_TASK OBJECTIVE_
Of the entries below, copy only those lines that contain the word "SEND".

*** Opening RECORDS TO PROCESS ***

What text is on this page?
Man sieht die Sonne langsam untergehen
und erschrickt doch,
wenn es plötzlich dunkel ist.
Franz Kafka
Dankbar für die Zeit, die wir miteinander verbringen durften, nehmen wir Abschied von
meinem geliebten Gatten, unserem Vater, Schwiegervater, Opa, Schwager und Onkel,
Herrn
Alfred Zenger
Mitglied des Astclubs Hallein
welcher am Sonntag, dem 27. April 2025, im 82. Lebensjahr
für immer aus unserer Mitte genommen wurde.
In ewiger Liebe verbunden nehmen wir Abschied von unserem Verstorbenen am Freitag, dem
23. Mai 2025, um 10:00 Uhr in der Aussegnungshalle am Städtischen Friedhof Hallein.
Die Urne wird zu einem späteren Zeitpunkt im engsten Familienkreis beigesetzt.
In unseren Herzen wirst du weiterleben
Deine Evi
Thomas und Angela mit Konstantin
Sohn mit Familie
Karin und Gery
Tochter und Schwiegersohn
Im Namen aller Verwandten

*** Closing RECORDS TO PROCESS ***
*** Opening RECORDS TO PROCESS ***

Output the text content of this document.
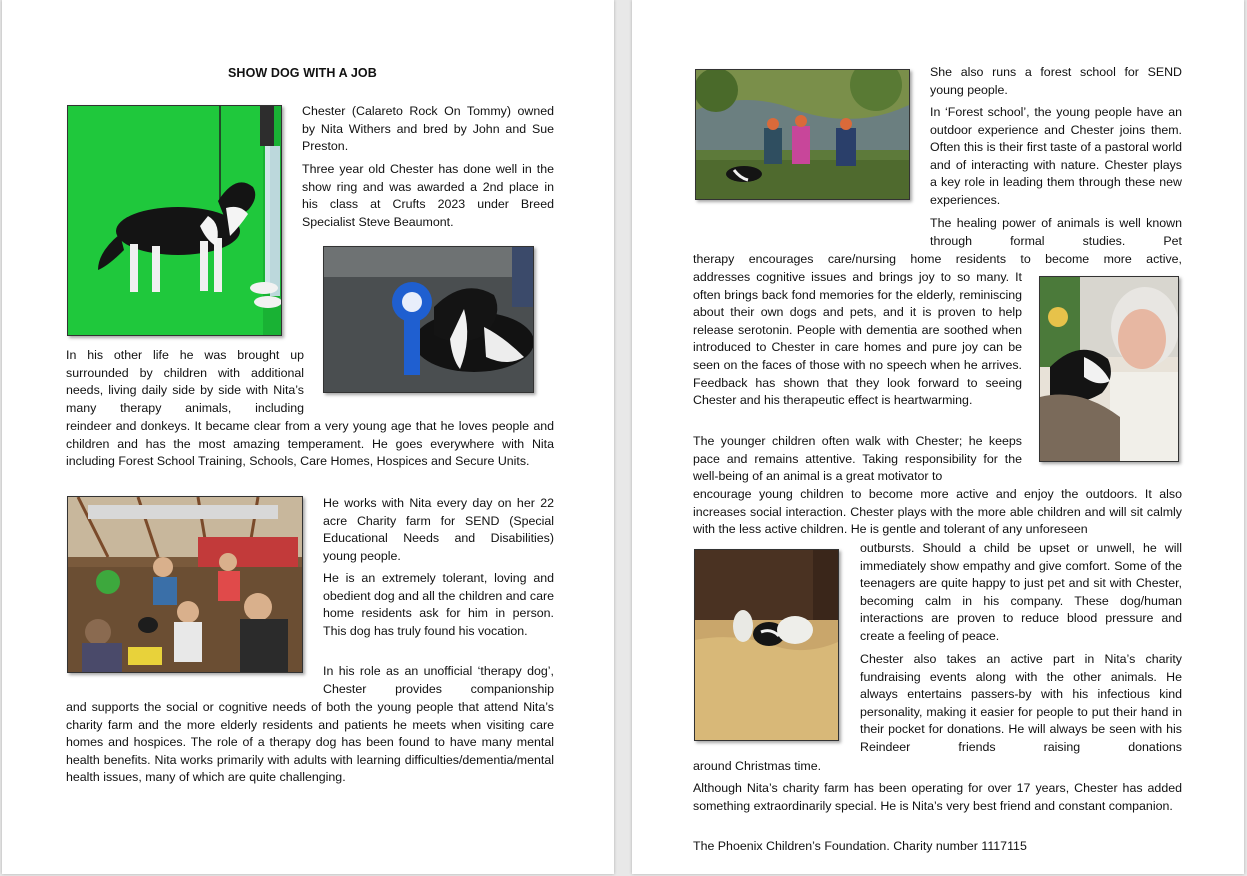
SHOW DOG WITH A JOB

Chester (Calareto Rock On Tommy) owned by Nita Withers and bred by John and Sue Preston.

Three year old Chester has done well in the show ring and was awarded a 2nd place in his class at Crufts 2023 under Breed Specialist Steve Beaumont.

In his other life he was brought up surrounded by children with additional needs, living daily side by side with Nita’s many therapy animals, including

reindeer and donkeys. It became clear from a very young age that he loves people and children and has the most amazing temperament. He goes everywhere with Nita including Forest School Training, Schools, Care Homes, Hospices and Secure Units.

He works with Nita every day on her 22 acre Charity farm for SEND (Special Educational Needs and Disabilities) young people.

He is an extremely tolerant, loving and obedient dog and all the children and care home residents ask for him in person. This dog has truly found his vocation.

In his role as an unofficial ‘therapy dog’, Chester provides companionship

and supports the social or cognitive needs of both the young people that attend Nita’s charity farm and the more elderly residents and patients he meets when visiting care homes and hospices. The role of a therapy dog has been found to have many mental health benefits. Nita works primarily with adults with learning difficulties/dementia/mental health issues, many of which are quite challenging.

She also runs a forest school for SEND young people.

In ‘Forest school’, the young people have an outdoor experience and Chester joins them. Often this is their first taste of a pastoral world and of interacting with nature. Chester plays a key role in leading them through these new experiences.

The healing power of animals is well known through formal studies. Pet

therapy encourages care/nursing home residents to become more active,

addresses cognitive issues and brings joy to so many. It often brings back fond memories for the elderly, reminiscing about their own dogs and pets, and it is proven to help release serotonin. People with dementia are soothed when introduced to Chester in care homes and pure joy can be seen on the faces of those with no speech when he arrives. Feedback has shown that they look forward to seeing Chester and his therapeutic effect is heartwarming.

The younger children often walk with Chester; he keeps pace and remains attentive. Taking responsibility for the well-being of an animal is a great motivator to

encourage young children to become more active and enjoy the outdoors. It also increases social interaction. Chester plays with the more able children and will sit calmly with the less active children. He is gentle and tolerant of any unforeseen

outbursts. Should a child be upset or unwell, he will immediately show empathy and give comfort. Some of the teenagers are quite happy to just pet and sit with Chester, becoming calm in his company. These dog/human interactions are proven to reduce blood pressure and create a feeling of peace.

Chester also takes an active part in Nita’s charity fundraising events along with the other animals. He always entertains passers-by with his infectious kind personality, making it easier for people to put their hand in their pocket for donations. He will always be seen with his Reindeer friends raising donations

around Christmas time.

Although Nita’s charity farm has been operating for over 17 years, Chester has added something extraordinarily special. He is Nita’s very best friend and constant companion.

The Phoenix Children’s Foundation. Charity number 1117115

*** Closing RECORDS TO PROCESS ***

_ANSWER AREA_
He works with Nita every day on her 22 acre Charity farm for SEND (Special Educational Needs and Disabilities) young people.
She also runs a forest school for SEND young people.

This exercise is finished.